→ DESCRIPTION OF THE TASK:
For every line in the records that has the word "content", make a copy.

→ INPUT DATA:
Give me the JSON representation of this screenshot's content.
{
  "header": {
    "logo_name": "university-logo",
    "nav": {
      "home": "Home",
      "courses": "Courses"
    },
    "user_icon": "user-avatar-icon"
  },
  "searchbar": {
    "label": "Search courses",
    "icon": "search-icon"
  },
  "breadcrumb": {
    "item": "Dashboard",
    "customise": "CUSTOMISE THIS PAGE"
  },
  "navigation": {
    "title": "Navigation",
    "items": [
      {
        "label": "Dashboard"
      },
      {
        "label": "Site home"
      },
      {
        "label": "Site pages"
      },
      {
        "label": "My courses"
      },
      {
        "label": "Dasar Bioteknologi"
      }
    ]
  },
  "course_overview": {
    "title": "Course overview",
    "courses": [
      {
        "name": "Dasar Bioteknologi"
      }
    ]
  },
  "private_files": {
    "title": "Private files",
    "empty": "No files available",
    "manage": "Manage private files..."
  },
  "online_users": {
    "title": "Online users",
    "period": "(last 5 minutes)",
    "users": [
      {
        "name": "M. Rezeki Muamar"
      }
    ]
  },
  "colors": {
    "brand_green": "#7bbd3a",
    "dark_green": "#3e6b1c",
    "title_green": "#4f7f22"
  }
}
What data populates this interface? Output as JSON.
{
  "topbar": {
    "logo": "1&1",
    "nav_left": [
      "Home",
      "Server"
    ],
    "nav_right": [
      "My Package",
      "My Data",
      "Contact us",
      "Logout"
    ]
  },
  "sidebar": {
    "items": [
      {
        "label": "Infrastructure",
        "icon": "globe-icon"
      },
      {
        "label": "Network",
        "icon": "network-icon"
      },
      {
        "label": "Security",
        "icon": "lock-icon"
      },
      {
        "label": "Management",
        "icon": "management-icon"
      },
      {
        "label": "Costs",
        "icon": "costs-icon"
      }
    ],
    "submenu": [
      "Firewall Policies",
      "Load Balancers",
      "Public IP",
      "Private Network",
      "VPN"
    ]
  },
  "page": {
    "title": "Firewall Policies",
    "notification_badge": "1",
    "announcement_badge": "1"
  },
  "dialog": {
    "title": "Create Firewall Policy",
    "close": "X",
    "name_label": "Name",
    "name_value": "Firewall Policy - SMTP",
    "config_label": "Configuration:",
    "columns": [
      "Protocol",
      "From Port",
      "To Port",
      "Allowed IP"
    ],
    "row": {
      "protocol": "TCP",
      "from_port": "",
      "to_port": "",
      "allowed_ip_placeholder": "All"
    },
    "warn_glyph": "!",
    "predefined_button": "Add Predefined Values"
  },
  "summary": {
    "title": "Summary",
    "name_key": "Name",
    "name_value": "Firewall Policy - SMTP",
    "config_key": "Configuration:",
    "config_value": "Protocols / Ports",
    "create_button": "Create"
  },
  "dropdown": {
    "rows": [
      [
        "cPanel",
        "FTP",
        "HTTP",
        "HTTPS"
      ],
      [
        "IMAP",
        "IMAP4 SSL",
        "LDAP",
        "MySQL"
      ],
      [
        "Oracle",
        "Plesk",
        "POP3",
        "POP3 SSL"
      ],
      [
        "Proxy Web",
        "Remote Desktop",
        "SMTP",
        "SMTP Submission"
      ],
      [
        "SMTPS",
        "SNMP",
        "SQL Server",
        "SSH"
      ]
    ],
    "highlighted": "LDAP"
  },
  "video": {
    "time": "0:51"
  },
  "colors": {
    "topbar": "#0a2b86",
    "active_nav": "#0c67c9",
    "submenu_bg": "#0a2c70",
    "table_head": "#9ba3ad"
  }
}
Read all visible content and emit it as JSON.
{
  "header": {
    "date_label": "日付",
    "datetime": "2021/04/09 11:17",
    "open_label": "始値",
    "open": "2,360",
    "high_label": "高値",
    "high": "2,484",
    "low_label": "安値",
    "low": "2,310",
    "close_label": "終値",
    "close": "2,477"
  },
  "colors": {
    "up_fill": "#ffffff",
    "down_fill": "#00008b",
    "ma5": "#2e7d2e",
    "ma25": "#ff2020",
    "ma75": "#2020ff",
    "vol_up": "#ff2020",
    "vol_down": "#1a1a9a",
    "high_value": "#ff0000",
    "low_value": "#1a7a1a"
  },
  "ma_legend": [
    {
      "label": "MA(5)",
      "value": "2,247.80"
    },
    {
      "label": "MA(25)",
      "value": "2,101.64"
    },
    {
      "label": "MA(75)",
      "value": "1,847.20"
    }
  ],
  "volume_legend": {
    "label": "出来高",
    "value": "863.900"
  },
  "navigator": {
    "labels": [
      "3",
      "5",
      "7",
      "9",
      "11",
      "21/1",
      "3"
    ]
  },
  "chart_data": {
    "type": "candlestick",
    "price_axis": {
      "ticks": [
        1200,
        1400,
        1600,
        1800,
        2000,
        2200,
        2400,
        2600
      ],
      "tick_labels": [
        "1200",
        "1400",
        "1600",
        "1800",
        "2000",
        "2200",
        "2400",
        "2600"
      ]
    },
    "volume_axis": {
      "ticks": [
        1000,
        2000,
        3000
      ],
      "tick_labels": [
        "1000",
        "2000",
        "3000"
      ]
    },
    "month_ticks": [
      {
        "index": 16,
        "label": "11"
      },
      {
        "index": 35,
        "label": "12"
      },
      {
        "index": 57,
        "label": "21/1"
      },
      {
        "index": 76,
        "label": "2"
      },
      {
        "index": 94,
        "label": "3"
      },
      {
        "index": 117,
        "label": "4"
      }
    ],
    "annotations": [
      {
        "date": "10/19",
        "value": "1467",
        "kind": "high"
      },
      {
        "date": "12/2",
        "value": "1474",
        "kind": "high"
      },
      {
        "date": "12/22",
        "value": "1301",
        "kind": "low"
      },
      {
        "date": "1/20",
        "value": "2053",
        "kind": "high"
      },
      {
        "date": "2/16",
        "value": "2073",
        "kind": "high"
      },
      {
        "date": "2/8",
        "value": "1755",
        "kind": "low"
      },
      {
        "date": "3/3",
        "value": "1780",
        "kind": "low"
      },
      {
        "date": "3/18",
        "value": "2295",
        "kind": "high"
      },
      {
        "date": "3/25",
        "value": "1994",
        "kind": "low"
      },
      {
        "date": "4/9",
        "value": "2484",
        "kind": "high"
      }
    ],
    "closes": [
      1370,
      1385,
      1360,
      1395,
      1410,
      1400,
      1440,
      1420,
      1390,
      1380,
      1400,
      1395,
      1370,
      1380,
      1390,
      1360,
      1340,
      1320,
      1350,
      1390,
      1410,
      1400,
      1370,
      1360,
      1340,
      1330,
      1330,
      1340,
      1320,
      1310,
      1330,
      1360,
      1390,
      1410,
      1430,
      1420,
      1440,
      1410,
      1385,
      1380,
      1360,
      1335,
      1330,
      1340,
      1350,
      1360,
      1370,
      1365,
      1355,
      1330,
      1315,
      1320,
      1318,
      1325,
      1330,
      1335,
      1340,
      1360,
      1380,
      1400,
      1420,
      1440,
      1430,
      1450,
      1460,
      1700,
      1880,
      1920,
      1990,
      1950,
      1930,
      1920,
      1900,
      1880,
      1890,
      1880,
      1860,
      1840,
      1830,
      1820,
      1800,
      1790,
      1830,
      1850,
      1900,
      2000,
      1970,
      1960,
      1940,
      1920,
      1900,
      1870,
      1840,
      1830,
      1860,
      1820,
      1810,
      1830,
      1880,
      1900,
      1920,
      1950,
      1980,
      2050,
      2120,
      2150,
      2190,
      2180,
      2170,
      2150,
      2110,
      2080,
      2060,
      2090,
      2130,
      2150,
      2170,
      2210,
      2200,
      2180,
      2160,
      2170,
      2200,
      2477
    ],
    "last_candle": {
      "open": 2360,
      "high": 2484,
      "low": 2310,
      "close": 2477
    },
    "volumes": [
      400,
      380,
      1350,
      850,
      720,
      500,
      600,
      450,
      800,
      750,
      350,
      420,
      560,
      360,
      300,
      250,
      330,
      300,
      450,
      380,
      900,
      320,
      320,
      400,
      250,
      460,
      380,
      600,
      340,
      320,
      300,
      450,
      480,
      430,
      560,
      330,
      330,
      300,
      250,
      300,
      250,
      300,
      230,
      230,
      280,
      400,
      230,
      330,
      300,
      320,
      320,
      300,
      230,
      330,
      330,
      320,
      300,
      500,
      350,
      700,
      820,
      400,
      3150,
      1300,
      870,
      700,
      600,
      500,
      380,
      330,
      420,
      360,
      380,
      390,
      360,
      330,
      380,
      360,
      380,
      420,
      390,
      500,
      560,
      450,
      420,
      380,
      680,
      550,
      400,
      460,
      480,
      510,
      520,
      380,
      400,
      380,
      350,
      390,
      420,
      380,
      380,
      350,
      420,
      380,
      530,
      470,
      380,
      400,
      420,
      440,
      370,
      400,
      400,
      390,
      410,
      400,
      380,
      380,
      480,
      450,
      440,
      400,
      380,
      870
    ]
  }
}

→ EXPECTED OUTPUT:
Give me the JSON representation of this screenshot's content.
Read all visible content and emit it as JSON.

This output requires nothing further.